EXERCISE AIM
Without the pictures, output the records below word for word.

+ + + + +

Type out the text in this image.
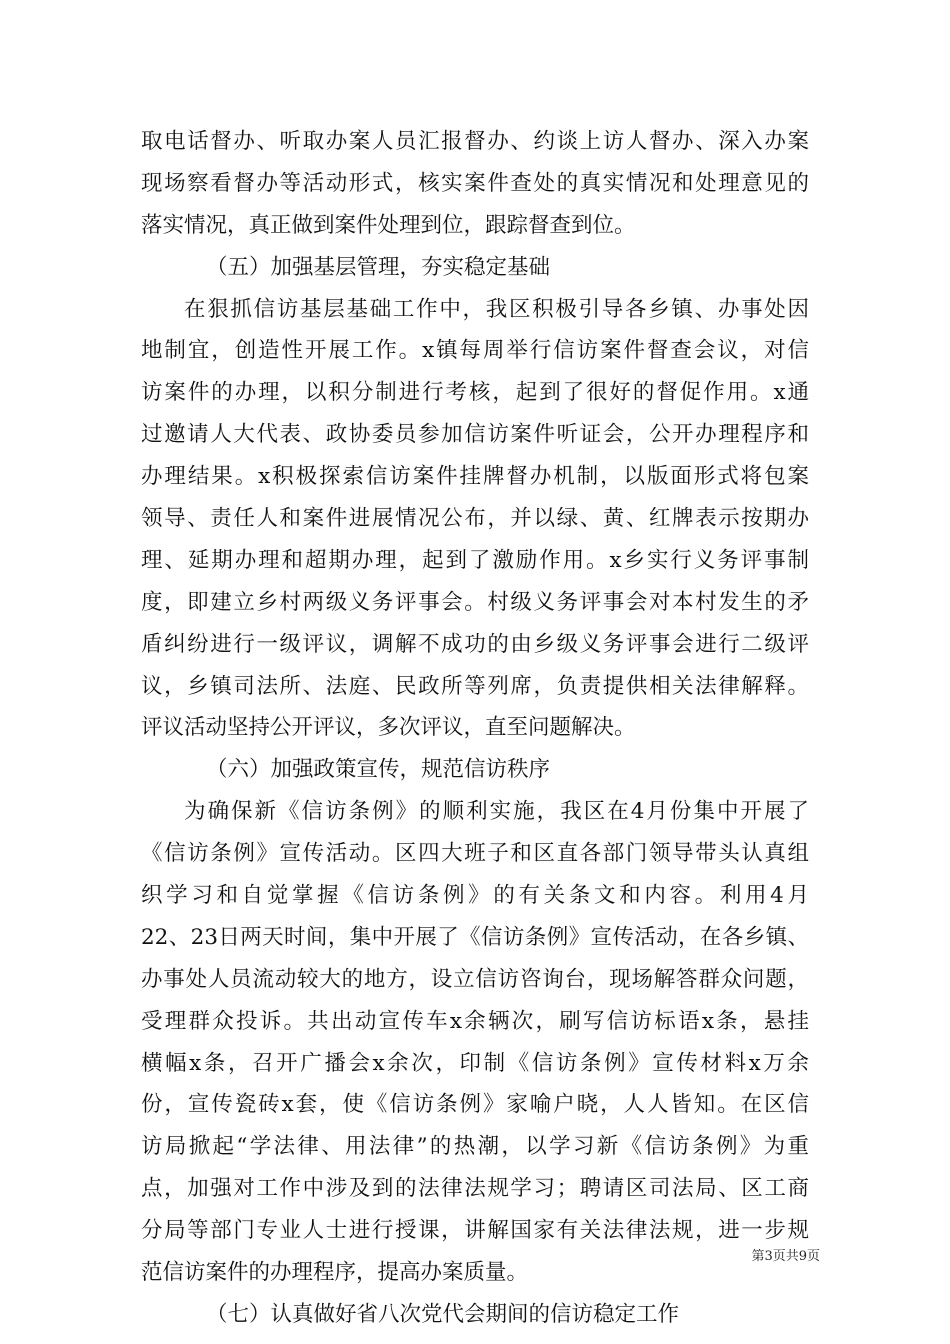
取电话督办、听取办案人员汇报督办、约谈上访人督办、深入办案
现场察看督办等活动形式，核实案件查处的真实情况和处理意见的
落实情况，真正做到案件处理到位，跟踪督查到位。
（五）加强基层管理，夯实稳定基础
在狠抓信访基层基础工作中，我区积极引导各乡镇、办事处因
地制宜，创造性开展工作。x镇每周举行信访案件督查会议，对信
访案件的办理，以积分制进行考核，起到了很好的督促作用。x通
过邀请人大代表、政协委员参加信访案件听证会，公开办理程序和
办理结果。x积极探索信访案件挂牌督办机制，以版面形式将包案
领导、责任人和案件进展情况公布，并以绿、黄、红牌表示按期办
理、延期办理和超期办理，起到了激励作用。x乡实行义务评事制
度，即建立乡村两级义务评事会。村级义务评事会对本村发生的矛
盾纠纷进行一级评议，调解不成功的由乡级义务评事会进行二级评
议，乡镇司法所、法庭、民政所等列席，负责提供相关法律解释。
评议活动坚持公开评议，多次评议，直至问题解决。
（六）加强政策宣传，规范信访秩序
为确保新《信访条例》的顺利实施，我区在4月份集中开展了
《信访条例》宣传活动。区四大班子和区直各部门领导带头认真组
织学习和自觉掌握《信访条例》的有关条文和内容。利用4月
22、23日两天时间，集中开展了《信访条例》宣传活动，在各乡镇、
办事处人员流动较大的地方，设立信访咨询台，现场解答群众问题，
受理群众投诉。共出动宣传车x余辆次，刷写信访标语x条，悬挂
横幅x条，召开广播会x余次，印制《信访条例》宣传材料x万余
份，宣传瓷砖x套，使《信访条例》家喻户晓，人人皆知。在区信
访局掀起“学法律、用法律”的热潮，以学习新《信访条例》为重
点，加强对工作中涉及到的法律法规学习；聘请区司法局、区工商
分局等部门专业人士进行授课，讲解国家有关法律法规，进一步规
范信访案件的办理程序，提高办案质量。
（七）认真做好省八次党代会期间的信访稳定工作
第3页共9页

+ + + + +

SOLUTION
Type out the text in this image.
取电话督办、听取办案人员汇报督办、约谈上访人督办、深入办案
现场察看督办等活动形式，核实案件查处的真实情况和处理意见的
落实情况，真正做到案件处理到位，跟踪督查到位。
（五）加强基层管理，夯实稳定基础
在狠抓信访基层基础工作中，我区积极引导各乡镇、办事处因
地制宜，创造性开展工作。x镇每周举行信访案件督查会议，对信
访案件的办理，以积分制进行考核，起到了很好的督促作用。x通
过邀请人大代表、政协委员参加信访案件听证会，公开办理程序和
办理结果。x积极探索信访案件挂牌督办机制，以版面形式将包案
领导、责任人和案件进展情况公布，并以绿、黄、红牌表示按期办
理、延期办理和超期办理，起到了激励作用。x乡实行义务评事制
度，即建立乡村两级义务评事会。村级义务评事会对本村发生的矛
盾纠纷进行一级评议，调解不成功的由乡级义务评事会进行二级评
议，乡镇司法所、法庭、民政所等列席，负责提供相关法律解释。
评议活动坚持公开评议，多次评议，直至问题解决。
（六）加强政策宣传，规范信访秩序
为确保新《信访条例》的顺利实施，我区在4月份集中开展了
《信访条例》宣传活动。区四大班子和区直各部门领导带头认真组
织学习和自觉掌握《信访条例》的有关条文和内容。利用4月
22、23日两天时间，集中开展了《信访条例》宣传活动，在各乡镇、
办事处人员流动较大的地方，设立信访咨询台，现场解答群众问题，
受理群众投诉。共出动宣传车x余辆次，刷写信访标语x条，悬挂
横幅x条，召开广播会x余次，印制《信访条例》宣传材料x万余
份，宣传瓷砖x套，使《信访条例》家喻户晓，人人皆知。在区信
访局掀起“学法律、用法律”的热潮，以学习新《信访条例》为重
点，加强对工作中涉及到的法律法规学习；聘请区司法局、区工商
分局等部门专业人士进行授课，讲解国家有关法律法规，进一步规
范信访案件的办理程序，提高办案质量。
（七）认真做好省八次党代会期间的信访稳定工作
第3页共9页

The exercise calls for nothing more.